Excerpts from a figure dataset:
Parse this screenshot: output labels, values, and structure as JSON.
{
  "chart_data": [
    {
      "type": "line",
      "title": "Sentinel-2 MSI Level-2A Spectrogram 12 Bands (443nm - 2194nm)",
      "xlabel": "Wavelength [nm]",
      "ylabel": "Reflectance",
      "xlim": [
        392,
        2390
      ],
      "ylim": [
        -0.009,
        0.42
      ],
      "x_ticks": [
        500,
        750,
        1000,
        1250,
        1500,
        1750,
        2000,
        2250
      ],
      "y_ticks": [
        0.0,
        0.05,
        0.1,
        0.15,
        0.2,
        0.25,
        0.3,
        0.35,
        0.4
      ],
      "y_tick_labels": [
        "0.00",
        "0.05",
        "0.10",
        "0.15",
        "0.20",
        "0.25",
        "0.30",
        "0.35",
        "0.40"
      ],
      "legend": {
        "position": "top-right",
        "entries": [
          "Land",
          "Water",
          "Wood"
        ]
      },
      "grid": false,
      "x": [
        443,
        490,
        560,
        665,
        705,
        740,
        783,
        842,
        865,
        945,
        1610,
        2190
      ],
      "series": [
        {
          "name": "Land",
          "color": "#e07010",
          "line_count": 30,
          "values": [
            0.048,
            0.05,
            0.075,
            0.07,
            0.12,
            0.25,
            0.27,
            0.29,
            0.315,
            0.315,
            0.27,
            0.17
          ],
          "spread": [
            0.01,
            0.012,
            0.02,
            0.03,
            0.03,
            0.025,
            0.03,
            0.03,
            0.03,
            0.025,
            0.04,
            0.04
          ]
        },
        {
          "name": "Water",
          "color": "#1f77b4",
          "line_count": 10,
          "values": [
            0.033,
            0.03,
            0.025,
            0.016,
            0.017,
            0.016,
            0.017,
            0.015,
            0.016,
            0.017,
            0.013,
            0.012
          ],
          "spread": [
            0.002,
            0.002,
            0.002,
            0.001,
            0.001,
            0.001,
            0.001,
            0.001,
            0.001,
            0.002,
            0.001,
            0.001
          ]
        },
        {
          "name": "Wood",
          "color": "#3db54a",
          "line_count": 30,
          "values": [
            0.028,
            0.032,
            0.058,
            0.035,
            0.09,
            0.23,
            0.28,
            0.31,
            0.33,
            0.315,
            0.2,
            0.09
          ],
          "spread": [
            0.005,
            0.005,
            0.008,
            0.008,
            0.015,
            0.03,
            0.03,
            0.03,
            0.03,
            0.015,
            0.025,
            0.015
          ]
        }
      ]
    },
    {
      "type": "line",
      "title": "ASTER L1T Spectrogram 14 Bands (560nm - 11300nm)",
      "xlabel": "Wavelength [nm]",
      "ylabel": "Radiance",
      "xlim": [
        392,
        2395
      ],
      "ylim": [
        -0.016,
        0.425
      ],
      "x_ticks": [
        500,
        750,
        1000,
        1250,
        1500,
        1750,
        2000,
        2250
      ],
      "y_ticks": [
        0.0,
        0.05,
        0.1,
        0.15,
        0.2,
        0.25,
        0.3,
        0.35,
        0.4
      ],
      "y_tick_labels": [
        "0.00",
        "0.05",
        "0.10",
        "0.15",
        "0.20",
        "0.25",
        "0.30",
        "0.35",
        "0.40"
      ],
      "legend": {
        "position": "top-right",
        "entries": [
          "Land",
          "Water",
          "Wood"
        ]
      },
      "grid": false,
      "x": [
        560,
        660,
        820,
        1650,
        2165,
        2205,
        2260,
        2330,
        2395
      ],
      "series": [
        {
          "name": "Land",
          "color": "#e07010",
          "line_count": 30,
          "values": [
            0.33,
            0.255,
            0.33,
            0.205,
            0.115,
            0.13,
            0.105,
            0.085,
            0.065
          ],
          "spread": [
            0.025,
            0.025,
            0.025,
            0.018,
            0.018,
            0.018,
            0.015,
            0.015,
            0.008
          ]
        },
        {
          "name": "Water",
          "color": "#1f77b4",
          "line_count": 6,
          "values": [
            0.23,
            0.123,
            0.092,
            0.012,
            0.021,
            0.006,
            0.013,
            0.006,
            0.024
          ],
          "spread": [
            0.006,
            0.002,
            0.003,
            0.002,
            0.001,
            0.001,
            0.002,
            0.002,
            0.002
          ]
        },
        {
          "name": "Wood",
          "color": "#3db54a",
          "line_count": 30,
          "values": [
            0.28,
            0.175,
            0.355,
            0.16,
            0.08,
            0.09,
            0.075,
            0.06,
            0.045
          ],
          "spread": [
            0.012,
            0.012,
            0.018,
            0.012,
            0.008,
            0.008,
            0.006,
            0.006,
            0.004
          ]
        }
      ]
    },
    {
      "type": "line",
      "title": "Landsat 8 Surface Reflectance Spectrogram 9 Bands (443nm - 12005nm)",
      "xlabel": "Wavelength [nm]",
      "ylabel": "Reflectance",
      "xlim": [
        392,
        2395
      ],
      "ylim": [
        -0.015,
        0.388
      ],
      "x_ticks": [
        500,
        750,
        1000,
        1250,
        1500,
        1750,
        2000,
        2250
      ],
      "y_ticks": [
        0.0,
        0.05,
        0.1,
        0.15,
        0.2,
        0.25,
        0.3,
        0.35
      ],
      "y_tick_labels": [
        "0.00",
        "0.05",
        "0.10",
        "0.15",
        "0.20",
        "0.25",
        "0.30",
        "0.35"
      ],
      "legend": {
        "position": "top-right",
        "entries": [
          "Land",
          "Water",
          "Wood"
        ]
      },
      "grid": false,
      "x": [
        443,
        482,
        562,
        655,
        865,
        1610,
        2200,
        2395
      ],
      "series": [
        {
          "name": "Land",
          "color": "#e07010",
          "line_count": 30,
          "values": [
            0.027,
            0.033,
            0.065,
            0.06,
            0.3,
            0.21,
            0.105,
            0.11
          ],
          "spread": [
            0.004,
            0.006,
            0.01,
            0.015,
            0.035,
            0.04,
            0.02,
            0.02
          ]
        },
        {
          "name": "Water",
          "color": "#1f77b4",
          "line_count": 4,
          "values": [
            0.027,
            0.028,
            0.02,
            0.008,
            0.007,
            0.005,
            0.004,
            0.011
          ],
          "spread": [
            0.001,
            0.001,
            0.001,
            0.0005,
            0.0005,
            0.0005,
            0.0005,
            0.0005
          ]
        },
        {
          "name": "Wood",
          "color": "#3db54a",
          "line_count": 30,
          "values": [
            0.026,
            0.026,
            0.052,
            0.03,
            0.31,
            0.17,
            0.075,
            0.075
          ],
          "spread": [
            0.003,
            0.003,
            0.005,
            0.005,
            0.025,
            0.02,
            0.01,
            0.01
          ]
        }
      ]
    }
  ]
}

What is asked: Retype the listing above in full, with no alterations.

Output below:
Parse this screenshot: output labels, values, and structure as JSON.
{
  "chart_data": [
    {
      "type": "line",
      "title": "Sentinel-2 MSI Level-2A Spectrogram 12 Bands (443nm - 2194nm)",
      "xlabel": "Wavelength [nm]",
      "ylabel": "Reflectance",
      "xlim": [
        392,
        2390
      ],
      "ylim": [
        -0.009,
        0.42
      ],
      "x_ticks": [
        500,
        750,
        1000,
        1250,
        1500,
        1750,
        2000,
        2250
      ],
      "y_ticks": [
        0.0,
        0.05,
        0.1,
        0.15,
        0.2,
        0.25,
        0.3,
        0.35,
        0.4
      ],
      "y_tick_labels": [
        "0.00",
        "0.05",
        "0.10",
        "0.15",
        "0.20",
        "0.25",
        "0.30",
        "0.35",
        "0.40"
      ],
      "legend": {
        "position": "top-right",
        "entries": [
          "Land",
          "Water",
          "Wood"
        ]
      },
      "grid": false,
      "x": [
        443,
        490,
        560,
        665,
        705,
        740,
        783,
        842,
        865,
        945,
        1610,
        2190
      ],
      "series": [
        {
          "name": "Land",
          "color": "#e07010",
          "line_count": 30,
          "values": [
            0.048,
            0.05,
            0.075,
            0.07,
            0.12,
            0.25,
            0.27,
            0.29,
            0.315,
            0.315,
            0.27,
            0.17
          ],
          "spread": [
            0.01,
            0.012,
            0.02,
            0.03,
            0.03,
            0.025,
            0.03,
            0.03,
            0.03,
            0.025,
            0.04,
            0.04
          ]
        },
        {
          "name": "Water",
          "color": "#1f77b4",
          "line_count": 10,
          "values": [
            0.033,
            0.03,
            0.025,
            0.016,
            0.017,
            0.016,
            0.017,
            0.015,
            0.016,
            0.017,
            0.013,
            0.012
          ],
          "spread": [
            0.002,
            0.002,
            0.002,
            0.001,
            0.001,
            0.001,
            0.001,
            0.001,
            0.001,
            0.002,
            0.001,
            0.001
          ]
        },
        {
          "name": "Wood",
          "color": "#3db54a",
          "line_count": 30,
          "values": [
            0.028,
            0.032,
            0.058,
            0.035,
            0.09,
            0.23,
            0.28,
            0.31,
            0.33,
            0.315,
            0.2,
            0.09
          ],
          "spread": [
            0.005,
            0.005,
            0.008,
            0.008,
            0.015,
            0.03,
            0.03,
            0.03,
            0.03,
            0.015,
            0.025,
            0.015
          ]
        }
      ]
    },
    {
      "type": "line",
      "title": "ASTER L1T Spectrogram 14 Bands (560nm - 11300nm)",
      "xlabel": "Wavelength [nm]",
      "ylabel": "Radiance",
      "xlim": [
        392,
        2395
      ],
      "ylim": [
        -0.016,
        0.425
      ],
      "x_ticks": [
        500,
        750,
        1000,
        1250,
        1500,
        1750,
        2000,
        2250
      ],
      "y_ticks": [
        0.0,
        0.05,
        0.1,
        0.15,
        0.2,
        0.25,
        0.3,
        0.35,
        0.4
      ],
      "y_tick_labels": [
        "0.00",
        "0.05",
        "0.10",
        "0.15",
        "0.20",
        "0.25",
        "0.30",
        "0.35",
        "0.40"
      ],
      "legend": {
        "position": "top-right",
        "entries": [
          "Land",
          "Water",
          "Wood"
        ]
      },
      "grid": false,
      "x": [
        560,
        660,
        820,
        1650,
        2165,
        2205,
        2260,
        2330,
        2395
      ],
      "series": [
        {
          "name": "Land",
          "color": "#e07010",
          "line_count": 30,
          "values": [
            0.33,
            0.255,
            0.33,
            0.205,
            0.115,
            0.13,
            0.105,
            0.085,
            0.065
          ],
          "spread": [
            0.025,
            0.025,
            0.025,
            0.018,
            0.018,
            0.018,
            0.015,
            0.015,
            0.008
          ]
        },
        {
          "name": "Water",
          "color": "#1f77b4",
          "line_count": 6,
          "values": [
            0.23,
            0.123,
            0.092,
            0.012,
            0.021,
            0.006,
            0.013,
            0.006,
            0.024
          ],
          "spread": [
            0.006,
            0.002,
            0.003,
            0.002,
            0.001,
            0.001,
            0.002,
            0.002,
            0.002
          ]
        },
        {
          "name": "Wood",
          "color": "#3db54a",
          "line_count": 30,
          "values": [
            0.28,
            0.175,
            0.355,
            0.16,
            0.08,
            0.09,
            0.075,
            0.06,
            0.045
          ],
          "spread": [
            0.012,
            0.012,
            0.018,
            0.012,
            0.008,
            0.008,
            0.006,
            0.006,
            0.004
          ]
        }
      ]
    },
    {
      "type": "line",
      "title": "Landsat 8 Surface Reflectance Spectrogram 9 Bands (443nm - 12005nm)",
      "xlabel": "Wavelength [nm]",
      "ylabel": "Reflectance",
      "xlim": [
        392,
        2395
      ],
      "ylim": [
        -0.015,
        0.388
      ],
      "x_ticks": [
        500,
        750,
        1000,
        1250,
        1500,
        1750,
        2000,
        2250
      ],
      "y_ticks": [
        0.0,
        0.05,
        0.1,
        0.15,
        0.2,
        0.25,
        0.3,
        0.35
      ],
      "y_tick_labels": [
        "0.00",
        "0.05",
        "0.10",
        "0.15",
        "0.20",
        "0.25",
        "0.30",
        "0.35"
      ],
      "legend": {
        "position": "top-right",
        "entries": [
          "Land",
          "Water",
          "Wood"
        ]
      },
      "grid": false,
      "x": [
        443,
        482,
        562,
        655,
        865,
        1610,
        2200,
        2395
      ],
      "series": [
        {
          "name": "Land",
          "color": "#e07010",
          "line_count": 30,
          "values": [
            0.027,
            0.033,
            0.065,
            0.06,
            0.3,
            0.21,
            0.105,
            0.11
          ],
          "spread": [
            0.004,
            0.006,
            0.01,
            0.015,
            0.035,
            0.04,
            0.02,
            0.02
          ]
        },
        {
          "name": "Water",
          "color": "#1f77b4",
          "line_count": 4,
          "values": [
            0.027,
            0.028,
            0.02,
            0.008,
            0.007,
            0.005,
            0.004,
            0.011
          ],
          "spread": [
            0.001,
            0.001,
            0.001,
            0.0005,
            0.0005,
            0.0005,
            0.0005,
            0.0005
          ]
        },
        {
          "name": "Wood",
          "color": "#3db54a",
          "line_count": 30,
          "values": [
            0.026,
            0.026,
            0.052,
            0.03,
            0.31,
            0.17,
            0.075,
            0.075
          ],
          "spread": [
            0.003,
            0.003,
            0.005,
            0.005,
            0.025,
            0.02,
            0.01,
            0.01
          ]
        }
      ]
    }
  ]
}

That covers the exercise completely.